- Reading passage
Step Inside the Real World of Compulsive Hoarders

Step Inside the Real World of Compulsive Hoarders

Step Inside the Real World of Compulsive Hoarders
Step Inside the Real World of Compulsive Hoarders

Recent research has changed the way clinicians treat hoarding as well as refuted popular assumptions about people with excessive clutter

By Ferris Jabr

One anonymous hoarder’s living roomImage: Shadwwulf, via Wikimedia Commons

If you had opened the front door of Lee Shuer’s apartment in the early 2000s, you would have encountered a narrow hallway made even narrower by all kinds of random stuff: unnervingly tall stacks of books and papers, cardboard boxes full of assorted knickknacks, and two hot pink salon hair dryer chairs with glass domes suspended from their arched necks. Sidling down the hallway to the right, you would have reached Shuer’s bedroom. The door would have opened just wide enough for you to squeeze inside, where you would have seen mounds of stuff three to four feet high on the floor, bed and every available surface. A typical heap might have contained clothes, a violin case, a big box of Magic Markers, record albums, a trumpet, a framed picture, a package of socks, three dictionaries, two thesauruses and a pillow.

- Source material

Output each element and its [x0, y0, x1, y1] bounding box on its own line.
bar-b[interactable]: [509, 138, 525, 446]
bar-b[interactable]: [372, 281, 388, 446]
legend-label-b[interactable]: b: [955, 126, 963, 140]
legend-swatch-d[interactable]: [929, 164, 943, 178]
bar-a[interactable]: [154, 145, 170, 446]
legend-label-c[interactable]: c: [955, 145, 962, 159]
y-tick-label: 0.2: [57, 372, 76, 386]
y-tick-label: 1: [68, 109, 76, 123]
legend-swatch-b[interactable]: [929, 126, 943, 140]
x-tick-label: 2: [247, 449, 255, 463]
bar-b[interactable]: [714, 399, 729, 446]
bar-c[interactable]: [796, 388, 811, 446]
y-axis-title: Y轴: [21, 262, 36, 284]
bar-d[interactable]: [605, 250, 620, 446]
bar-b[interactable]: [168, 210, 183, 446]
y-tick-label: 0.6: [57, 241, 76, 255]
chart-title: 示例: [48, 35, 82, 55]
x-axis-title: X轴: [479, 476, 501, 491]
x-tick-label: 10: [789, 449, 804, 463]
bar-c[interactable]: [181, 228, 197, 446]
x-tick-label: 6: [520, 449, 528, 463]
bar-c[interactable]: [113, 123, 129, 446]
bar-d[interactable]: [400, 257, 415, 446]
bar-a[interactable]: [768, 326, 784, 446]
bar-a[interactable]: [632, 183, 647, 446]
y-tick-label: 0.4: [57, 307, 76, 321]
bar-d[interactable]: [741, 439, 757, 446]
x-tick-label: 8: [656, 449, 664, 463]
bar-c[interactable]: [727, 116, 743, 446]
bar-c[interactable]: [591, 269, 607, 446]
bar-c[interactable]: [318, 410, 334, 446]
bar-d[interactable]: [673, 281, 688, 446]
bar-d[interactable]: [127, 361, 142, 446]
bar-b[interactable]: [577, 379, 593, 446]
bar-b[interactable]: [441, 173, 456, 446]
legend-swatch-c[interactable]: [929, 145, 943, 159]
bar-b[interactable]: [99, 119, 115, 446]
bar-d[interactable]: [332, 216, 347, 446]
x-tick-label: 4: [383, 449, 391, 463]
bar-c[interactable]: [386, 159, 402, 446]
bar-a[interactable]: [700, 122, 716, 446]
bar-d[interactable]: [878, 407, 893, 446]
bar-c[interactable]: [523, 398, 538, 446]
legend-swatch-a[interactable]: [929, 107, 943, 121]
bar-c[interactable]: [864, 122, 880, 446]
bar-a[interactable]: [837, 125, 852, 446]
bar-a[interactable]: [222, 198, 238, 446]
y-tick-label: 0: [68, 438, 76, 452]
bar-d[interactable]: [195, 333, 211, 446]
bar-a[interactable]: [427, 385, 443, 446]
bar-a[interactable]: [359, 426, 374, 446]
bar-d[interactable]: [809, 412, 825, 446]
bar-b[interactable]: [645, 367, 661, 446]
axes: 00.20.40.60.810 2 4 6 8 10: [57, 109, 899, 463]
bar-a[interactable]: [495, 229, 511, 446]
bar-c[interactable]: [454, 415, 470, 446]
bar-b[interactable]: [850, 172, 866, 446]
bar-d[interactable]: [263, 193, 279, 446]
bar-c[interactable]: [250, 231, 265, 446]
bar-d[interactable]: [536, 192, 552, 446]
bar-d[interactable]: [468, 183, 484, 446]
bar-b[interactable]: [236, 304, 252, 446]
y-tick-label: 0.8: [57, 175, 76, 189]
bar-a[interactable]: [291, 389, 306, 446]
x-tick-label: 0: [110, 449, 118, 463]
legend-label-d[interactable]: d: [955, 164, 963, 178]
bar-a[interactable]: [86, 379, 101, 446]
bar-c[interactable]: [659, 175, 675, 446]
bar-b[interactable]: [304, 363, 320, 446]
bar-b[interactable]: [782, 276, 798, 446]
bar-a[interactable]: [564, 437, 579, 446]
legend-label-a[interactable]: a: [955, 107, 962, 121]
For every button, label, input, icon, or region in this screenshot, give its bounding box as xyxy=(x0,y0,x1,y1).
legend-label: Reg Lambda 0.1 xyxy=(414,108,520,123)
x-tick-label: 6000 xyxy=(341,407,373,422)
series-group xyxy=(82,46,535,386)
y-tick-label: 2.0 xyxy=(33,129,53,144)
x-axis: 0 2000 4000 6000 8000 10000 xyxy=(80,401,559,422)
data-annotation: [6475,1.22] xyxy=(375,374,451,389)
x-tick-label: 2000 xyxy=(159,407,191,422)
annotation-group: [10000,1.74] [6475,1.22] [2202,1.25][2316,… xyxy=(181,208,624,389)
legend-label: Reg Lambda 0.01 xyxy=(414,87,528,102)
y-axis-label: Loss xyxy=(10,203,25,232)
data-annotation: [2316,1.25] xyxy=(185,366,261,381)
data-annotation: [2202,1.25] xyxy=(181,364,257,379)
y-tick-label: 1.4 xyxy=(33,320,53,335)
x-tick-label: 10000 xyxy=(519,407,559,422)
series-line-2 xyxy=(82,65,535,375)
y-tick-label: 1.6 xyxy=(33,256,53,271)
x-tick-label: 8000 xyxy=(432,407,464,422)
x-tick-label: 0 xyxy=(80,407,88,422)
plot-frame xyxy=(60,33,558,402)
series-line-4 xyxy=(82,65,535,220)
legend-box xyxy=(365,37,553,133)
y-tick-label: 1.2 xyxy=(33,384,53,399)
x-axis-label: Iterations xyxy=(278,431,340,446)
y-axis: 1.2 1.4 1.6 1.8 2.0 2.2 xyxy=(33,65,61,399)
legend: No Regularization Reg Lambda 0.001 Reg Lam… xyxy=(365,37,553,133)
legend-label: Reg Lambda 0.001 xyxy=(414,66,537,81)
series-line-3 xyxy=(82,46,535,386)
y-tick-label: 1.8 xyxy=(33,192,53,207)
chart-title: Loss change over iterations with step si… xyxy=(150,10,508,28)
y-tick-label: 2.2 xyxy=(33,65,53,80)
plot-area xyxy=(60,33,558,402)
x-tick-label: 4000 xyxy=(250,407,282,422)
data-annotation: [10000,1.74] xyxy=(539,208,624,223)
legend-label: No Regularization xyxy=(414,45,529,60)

- Task brief
Please copy the stretch from "If you had opened" through "and a pillow." in the article on compulsive hoarders above, word for word.

- Final answer
If you had opened the front door of Lee Shuer’s apartment in the early 2000s, you would have encountered a narrow hallway made even narrower by all kinds of random stuff: unnervingly tall stacks of books and papers, cardboard boxes full of assorted knickknacks, and two hot pink salon hair dryer chairs with glass domes suspended from their arched necks. Sidling down the hallway to the right, you would have reached Shuer’s bedroom. The door would have opened just wide enough for you to squeeze inside, where you would have seen mounds of stuff three to four feet high on the floor, bed and every available surface. A typical heap might have contained clothes, a violin case, a big box of Magic Markers, record albums, a trumpet, a framed picture, a package of socks, three dictionaries, two thesauruses and a pillow.